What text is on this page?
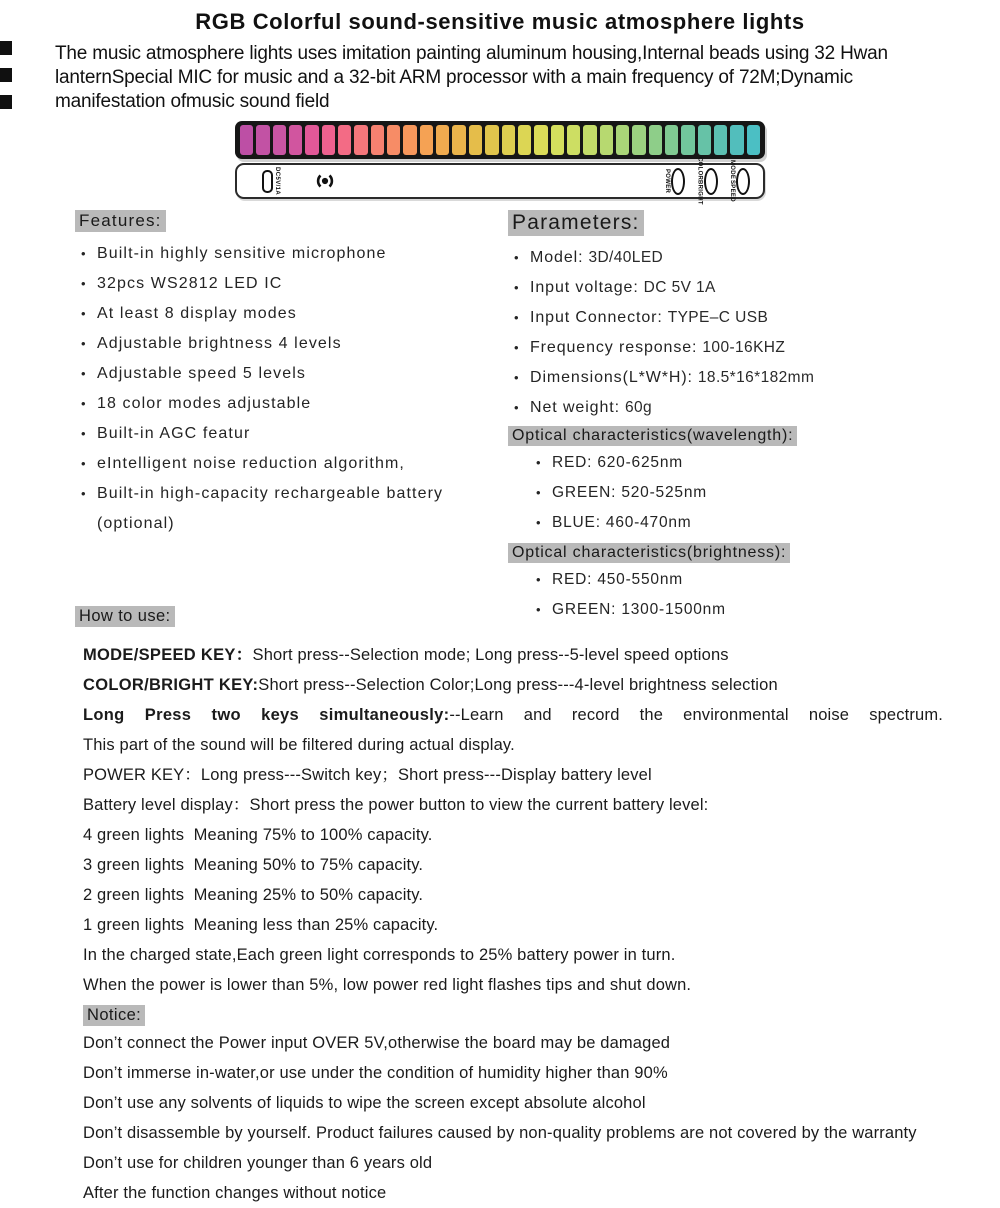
RGB Colorful sound-sensitive music atmosphere lights

The music atmosphere lights uses imitation painting aluminum housing,Internal beads using 32 Hwan lanternSpecial MIC for music and a 32-bit ARM processor with a main frequency of 72M;Dynamic manifestation ofmusic sound field

DC5V/1A	POWER
COLOR
BRIGHT
MODE
SPEED
Features:
• Built-in highly sensitive microphone
• 32pcs WS2812 LED IC
• At least 8 display modes
• Adjustable brightness 4 levels
• Adjustable speed 5 levels
• 18 color modes adjustable
• Built-in AGC featur
• eIntelligent noise reduction algorithm,
• Built-in high-capacity rechargeable battery (optional)
How to use:
Parameters:
• Model: 3D/40LED
• Input voltage: DC 5V 1A
• Input Connector: TYPE–C USB
• Frequency response: 100-16KHZ
• Dimensions(L*W*H): 18.5*16*182mm
• Net weight: 60g
Optical characteristics(wavelength):
• RED: 620-625nm
• GREEN: 520-525nm
• BLUE: 460-470nm
Optical characteristics(brightness):
• RED: 450-550nm
• GREEN: 1300-1500nm

MODE/SPEED KEY：Short press--Selection mode; Long press--5-level speed options

COLOR/BRIGHT KEY:Short press--Selection Color;Long press---4-level brightness selection

Long Press two keys simultaneously:--Learn and record the environmental noise spectrum.

This part of the sound will be filtered during actual display.

POWER KEY：Long press---Switch key；Short press---Display battery level

Battery level display：Short press the power button to view the current battery level:

4 green lights  Meaning 75% to 100% capacity.

3 green lights  Meaning 50% to 75% capacity.

2 green lights  Meaning 25% to 50% capacity.

1 green lights  Meaning less than 25% capacity.

In the charged state,Each green light corresponds to 25% battery power in turn.

When the power is lower than 5%, low power red light flashes tips and shut down.

Notice:

Don’t connect the Power input OVER 5V,otherwise the board may be damaged

Don’t immerse in-water,or use under the condition of humidity higher than 90%

Don’t use any solvents of liquids to wipe the screen except absolute alcohol

Don’t disassemble by yourself. Product failures caused by non-quality problems are not covered by the warranty

Don’t use for children younger than 6 years old

After the function changes without notice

○ ○ ○ ○

#### Given problem:
Omit each picture, then return all of the listing exactly as it stands.

#### Completed exercise:
What text is on this page?
RGB Colorful sound-sensitive music atmosphere lights

The music atmosphere lights uses imitation painting aluminum housing,Internal beads using 32 Hwan lanternSpecial MIC for music and a 32-bit ARM processor with a main frequency of 72M;Dynamic manifestation ofmusic sound field

DC5V/1A	POWER
COLOR
BRIGHT
MODE
SPEED
Features:
• Built-in highly sensitive microphone
• 32pcs WS2812 LED IC
• At least 8 display modes
• Adjustable brightness 4 levels
• Adjustable speed 5 levels
• 18 color modes adjustable
• Built-in AGC featur
• eIntelligent noise reduction algorithm,
• Built-in high-capacity rechargeable battery (optional)
How to use:
Parameters:
• Model: 3D/40LED
• Input voltage: DC 5V 1A
• Input Connector: TYPE–C USB
• Frequency response: 100-16KHZ
• Dimensions(L*W*H): 18.5*16*182mm
• Net weight: 60g
Optical characteristics(wavelength):
• RED: 620-625nm
• GREEN: 520-525nm
• BLUE: 460-470nm
Optical characteristics(brightness):
• RED: 450-550nm
• GREEN: 1300-1500nm

MODE/SPEED KEY：Short press--Selection mode; Long press--5-level speed options

COLOR/BRIGHT KEY:Short press--Selection Color;Long press---4-level brightness selection

Long Press two keys simultaneously:--Learn and record the environmental noise spectrum.

This part of the sound will be filtered during actual display.

POWER KEY：Long press---Switch key；Short press---Display battery level

Battery level display：Short press the power button to view the current battery level:

4 green lights  Meaning 75% to 100% capacity.

3 green lights  Meaning 50% to 75% capacity.

2 green lights  Meaning 25% to 50% capacity.

1 green lights  Meaning less than 25% capacity.

In the charged state,Each green light corresponds to 25% battery power in turn.

When the power is lower than 5%, low power red light flashes tips and shut down.

Notice:

Don’t connect the Power input OVER 5V,otherwise the board may be damaged

Don’t immerse in-water,or use under the condition of humidity higher than 90%

Don’t use any solvents of liquids to wipe the screen except absolute alcohol

Don’t disassemble by yourself. Product failures caused by non-quality problems are not covered by the warranty

Don’t use for children younger than 6 years old

After the function changes without notice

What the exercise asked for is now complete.